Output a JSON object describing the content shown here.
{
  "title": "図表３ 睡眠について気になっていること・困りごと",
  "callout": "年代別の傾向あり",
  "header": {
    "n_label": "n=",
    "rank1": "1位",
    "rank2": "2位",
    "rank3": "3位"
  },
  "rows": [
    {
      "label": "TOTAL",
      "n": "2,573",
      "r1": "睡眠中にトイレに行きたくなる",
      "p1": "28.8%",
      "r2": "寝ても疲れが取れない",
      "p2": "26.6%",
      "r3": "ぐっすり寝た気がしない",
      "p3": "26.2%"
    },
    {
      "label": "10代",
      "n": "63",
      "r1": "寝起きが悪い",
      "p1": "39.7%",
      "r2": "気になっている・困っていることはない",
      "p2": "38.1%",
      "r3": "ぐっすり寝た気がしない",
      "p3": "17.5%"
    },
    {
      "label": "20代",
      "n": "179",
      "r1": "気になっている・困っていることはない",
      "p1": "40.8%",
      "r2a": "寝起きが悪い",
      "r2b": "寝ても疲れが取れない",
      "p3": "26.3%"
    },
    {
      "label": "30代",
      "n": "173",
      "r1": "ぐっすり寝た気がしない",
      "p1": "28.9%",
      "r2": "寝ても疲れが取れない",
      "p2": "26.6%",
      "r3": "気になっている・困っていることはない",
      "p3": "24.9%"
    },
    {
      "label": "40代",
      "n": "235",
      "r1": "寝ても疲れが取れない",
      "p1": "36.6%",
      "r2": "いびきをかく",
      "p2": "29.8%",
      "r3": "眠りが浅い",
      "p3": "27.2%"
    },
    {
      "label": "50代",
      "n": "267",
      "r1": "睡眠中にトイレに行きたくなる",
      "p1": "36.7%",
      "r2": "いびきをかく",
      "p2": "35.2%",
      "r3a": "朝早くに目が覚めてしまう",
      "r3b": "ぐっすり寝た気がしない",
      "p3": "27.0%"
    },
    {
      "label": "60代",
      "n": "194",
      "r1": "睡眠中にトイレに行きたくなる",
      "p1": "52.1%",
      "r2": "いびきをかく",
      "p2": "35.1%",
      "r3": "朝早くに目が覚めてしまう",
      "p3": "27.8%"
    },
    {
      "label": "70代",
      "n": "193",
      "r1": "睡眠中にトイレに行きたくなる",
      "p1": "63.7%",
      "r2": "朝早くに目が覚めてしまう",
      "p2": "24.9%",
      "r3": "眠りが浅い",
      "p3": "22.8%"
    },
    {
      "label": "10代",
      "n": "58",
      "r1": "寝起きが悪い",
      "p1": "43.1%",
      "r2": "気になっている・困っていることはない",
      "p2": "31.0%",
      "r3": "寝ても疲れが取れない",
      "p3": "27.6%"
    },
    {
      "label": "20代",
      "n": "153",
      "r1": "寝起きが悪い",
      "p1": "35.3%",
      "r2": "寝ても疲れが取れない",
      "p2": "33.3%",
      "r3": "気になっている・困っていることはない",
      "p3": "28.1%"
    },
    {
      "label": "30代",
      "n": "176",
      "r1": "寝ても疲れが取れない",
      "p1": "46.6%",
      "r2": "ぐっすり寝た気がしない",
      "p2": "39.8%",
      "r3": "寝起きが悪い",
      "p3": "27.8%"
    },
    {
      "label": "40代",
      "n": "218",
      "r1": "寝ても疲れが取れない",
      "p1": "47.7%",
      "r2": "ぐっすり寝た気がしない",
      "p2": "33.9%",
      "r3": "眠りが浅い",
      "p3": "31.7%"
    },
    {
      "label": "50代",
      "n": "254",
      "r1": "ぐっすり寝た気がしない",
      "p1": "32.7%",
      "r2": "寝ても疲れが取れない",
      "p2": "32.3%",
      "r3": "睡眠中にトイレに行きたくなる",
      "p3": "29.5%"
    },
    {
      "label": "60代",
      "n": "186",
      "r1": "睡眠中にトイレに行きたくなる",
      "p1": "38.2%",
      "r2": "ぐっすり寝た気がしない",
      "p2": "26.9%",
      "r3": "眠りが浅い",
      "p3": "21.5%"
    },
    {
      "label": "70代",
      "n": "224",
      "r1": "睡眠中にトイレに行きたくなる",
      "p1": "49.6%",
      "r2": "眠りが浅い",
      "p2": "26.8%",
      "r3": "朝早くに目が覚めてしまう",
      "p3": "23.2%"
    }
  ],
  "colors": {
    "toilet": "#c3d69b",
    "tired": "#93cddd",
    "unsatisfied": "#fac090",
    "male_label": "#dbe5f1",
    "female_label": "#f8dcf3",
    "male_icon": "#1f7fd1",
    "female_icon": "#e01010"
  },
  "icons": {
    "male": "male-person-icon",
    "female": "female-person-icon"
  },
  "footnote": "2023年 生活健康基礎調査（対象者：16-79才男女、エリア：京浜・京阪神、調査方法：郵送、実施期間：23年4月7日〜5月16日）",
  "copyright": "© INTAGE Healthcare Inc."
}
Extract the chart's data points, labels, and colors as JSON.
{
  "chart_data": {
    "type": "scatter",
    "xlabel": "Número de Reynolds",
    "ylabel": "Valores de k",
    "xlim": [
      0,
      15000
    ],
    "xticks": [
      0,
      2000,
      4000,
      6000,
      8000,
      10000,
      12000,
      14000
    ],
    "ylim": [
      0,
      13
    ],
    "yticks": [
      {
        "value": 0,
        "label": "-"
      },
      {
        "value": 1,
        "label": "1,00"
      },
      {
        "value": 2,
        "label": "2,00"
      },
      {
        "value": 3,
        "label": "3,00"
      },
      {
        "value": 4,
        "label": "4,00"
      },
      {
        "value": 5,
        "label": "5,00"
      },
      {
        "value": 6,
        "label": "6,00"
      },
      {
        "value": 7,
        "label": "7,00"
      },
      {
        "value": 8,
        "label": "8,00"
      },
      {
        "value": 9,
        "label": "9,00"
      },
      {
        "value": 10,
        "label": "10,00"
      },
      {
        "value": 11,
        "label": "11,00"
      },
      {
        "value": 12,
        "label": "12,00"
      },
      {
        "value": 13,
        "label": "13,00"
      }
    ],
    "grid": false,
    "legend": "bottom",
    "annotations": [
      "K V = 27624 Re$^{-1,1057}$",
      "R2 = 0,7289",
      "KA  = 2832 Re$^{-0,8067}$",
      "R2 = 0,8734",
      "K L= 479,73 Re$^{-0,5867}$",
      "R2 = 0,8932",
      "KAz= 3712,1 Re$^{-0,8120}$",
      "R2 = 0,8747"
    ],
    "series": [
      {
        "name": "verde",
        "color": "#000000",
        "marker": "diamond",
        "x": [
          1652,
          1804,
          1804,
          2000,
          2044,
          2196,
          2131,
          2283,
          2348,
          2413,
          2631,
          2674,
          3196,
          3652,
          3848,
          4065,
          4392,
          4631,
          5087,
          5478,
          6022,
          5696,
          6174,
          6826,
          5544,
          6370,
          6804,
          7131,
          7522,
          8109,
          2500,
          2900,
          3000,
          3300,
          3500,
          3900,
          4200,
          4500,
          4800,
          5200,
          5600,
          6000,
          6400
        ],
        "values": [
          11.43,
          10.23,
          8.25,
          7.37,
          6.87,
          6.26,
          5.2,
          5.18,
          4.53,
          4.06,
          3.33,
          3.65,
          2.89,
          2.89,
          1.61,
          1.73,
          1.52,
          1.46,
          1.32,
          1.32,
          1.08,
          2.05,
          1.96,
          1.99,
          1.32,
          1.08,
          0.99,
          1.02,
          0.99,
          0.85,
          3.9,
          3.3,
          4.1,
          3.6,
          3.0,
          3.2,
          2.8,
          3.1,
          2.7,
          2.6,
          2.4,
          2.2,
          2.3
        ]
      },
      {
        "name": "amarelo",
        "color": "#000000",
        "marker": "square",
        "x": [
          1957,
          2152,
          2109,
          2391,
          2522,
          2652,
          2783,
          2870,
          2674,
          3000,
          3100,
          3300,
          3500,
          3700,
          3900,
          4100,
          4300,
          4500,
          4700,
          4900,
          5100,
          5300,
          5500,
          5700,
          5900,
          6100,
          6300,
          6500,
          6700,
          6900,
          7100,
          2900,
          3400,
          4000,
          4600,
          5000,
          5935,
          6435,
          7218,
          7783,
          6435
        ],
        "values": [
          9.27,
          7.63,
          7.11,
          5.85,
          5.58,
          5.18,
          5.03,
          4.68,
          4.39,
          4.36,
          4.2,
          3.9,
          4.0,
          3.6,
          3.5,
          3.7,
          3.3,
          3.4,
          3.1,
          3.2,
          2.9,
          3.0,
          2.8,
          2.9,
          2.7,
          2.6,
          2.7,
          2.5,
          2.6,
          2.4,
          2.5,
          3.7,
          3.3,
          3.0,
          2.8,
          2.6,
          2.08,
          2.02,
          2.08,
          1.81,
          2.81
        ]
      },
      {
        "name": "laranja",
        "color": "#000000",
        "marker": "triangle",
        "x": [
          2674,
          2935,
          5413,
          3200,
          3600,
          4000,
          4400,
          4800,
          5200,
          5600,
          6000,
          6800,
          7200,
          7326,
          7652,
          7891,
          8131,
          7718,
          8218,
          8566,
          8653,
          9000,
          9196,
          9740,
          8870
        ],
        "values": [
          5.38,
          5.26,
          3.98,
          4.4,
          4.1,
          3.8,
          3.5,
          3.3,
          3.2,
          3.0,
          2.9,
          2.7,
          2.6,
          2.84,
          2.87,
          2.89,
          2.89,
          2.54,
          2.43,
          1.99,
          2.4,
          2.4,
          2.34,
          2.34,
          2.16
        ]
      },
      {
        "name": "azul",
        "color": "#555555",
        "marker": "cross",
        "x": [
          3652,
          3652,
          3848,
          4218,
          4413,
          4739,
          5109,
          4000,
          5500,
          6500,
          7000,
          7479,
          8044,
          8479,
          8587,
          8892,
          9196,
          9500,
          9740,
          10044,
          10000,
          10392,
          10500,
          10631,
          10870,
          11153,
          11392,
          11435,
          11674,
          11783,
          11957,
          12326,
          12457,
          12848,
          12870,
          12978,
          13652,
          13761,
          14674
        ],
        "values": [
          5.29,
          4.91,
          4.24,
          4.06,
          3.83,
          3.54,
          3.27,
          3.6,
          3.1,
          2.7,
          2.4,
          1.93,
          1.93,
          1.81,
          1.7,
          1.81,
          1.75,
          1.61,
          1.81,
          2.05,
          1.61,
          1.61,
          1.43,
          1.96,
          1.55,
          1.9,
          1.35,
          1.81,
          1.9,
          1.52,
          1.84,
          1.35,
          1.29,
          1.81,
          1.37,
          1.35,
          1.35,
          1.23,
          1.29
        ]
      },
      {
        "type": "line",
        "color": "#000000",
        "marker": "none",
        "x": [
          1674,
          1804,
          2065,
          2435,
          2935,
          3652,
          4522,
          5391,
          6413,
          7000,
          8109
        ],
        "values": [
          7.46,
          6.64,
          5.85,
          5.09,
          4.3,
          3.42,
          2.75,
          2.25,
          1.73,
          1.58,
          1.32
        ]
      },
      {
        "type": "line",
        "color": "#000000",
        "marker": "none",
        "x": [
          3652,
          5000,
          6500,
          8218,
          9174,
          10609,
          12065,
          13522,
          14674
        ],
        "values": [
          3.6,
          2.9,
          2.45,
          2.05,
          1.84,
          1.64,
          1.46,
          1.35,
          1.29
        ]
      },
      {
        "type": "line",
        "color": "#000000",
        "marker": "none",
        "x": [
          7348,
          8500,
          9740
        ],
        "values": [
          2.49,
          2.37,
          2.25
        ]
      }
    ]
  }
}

----

◆ **STATED EXERCISE**: From the entries above, list each line with "person" in it.

◆ **ANSWER**:
    "male": "male-person-icon",
    "female": "female-person-icon"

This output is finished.